* **Problem description**:
Where a line contains the word "examples", copy that line in full.

* **Available records**:
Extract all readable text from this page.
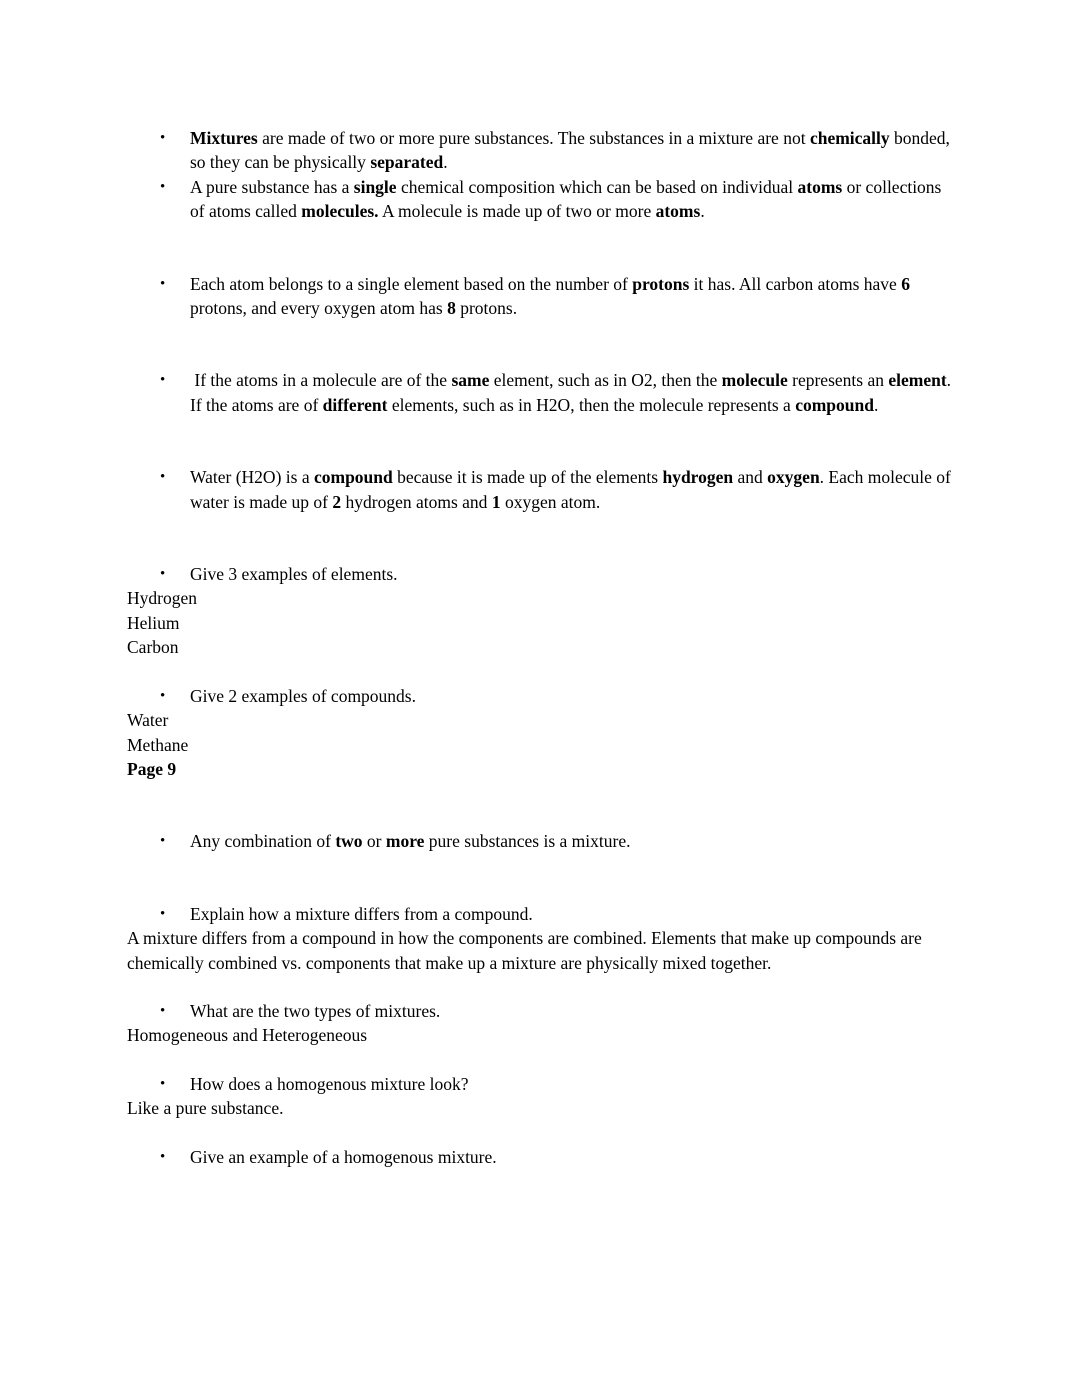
• Mixtures are made of two or more pure substances. The substances in a mixture are not chemically bonded, so they can be physically separated.
• A pure substance has a single chemical composition which can be based on individual atoms or collections of atoms called molecules. A molecule is made up of two or more atoms.
• Each atom belongs to a single element based on the number of protons it has. All carbon atoms have 6 protons, and every oxygen atom has 8 protons.
• If the atoms in a molecule are of the same element, such as in O2, then the molecule represents an element. If the atoms are of different elements, such as in H2O, then the molecule represents a compound.
• Water (H2O) is a compound because it is made up of the elements hydrogen and oxygen. Each molecule of water is made up of 2 hydrogen atoms and 1 oxygen atom.
• Give 3 examples of elements.
Hydrogen
Helium
Carbon
• Give 2 examples of compounds.
Water
Methane
Page 9
• Any combination of two or more pure substances is a mixture.
• Explain how a mixture differs from a compound.
A mixture differs from a compound in how the components are combined. Elements that make up compounds are chemically combined vs. components that make up a mixture are physically mixed together.
• What are the two types of mixtures.
Homogeneous and Heterogeneous
• How does a homogenous mixture look?
Like a pure substance.
• Give an example of a homogenous mixture.
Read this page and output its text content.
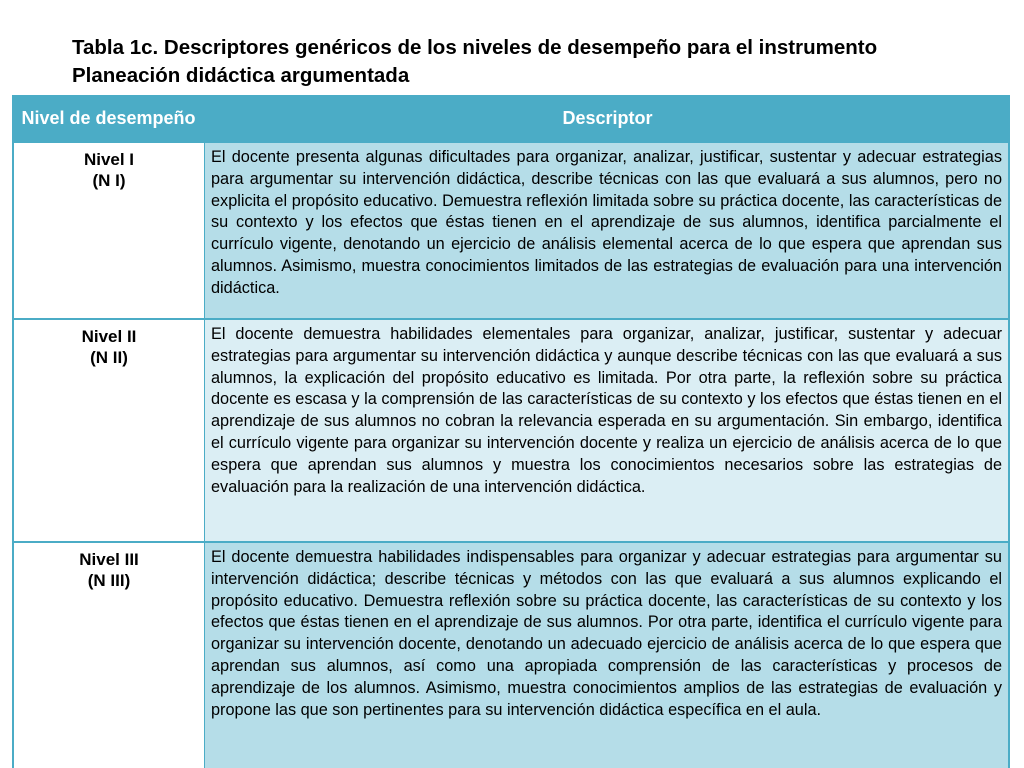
Tabla 1c. Descriptores genéricos de los niveles de desempeño para el instrumento
Planeación didáctica argumentada
Nivel de desempeño	Descriptor
Nivel I
(N I)
El docente presenta algunas dificultades para organizar, analizar, justificar, sustentar y adecuar estrategias para argumentar su intervención didáctica, describe técnicas con las que evaluará a sus alumnos, pero no explicita el propósito educativo. Demuestra reflexión limitada sobre su práctica docente, las características de su contexto y los efectos que éstas tienen en el aprendizaje de sus alumnos, identifica parcialmente el currículo vigente, denotando un ejercicio de análisis elemental acerca de lo que espera que aprendan sus alumnos. Asimismo, muestra conocimientos limitados de las estrategias de evaluación para una intervención didáctica.
Nivel II
(N II)
El docente demuestra habilidades elementales para organizar, analizar, justificar, sustentar y adecuar estrategias para argumentar su intervención didáctica y aunque describe técnicas con las que evaluará a sus alumnos, la explicación del propósito educativo es limitada. Por otra parte, la reflexión sobre su práctica docente es escasa y la comprensión de las características de su contexto y los efectos que éstas tienen en el aprendizaje de sus alumnos no cobran la relevancia esperada en su argumentación. Sin embargo, identifica el currículo vigente para organizar su intervención docente y realiza un ejercicio de análisis acerca de lo que espera que aprendan sus alumnos y muestra los conocimientos necesarios sobre las estrategias de evaluación para la realización de una intervención didáctica.
Nivel III
(N III)
El docente demuestra habilidades indispensables para organizar y adecuar estrategias para argumentar su intervención didáctica; describe técnicas y métodos con las que evaluará a sus alumnos explicando el propósito educativo. Demuestra reflexión sobre su práctica docente, las características de su contexto y los efectos que éstas tienen en el aprendizaje de sus alumnos. Por otra parte, identifica el currículo vigente para organizar su intervención docente, denotando un adecuado ejercicio de análisis acerca de lo que espera que aprendan sus alumnos, así como una apropiada comprensión de las características y procesos de aprendizaje de los alumnos. Asimismo, muestra conocimientos amplios de las estrategias de evaluación y propone las que son pertinentes para su intervención didáctica específica en el aula.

* **Exercise result**:
• Give 3 examples of elements.
• Give 2 examples of compounds.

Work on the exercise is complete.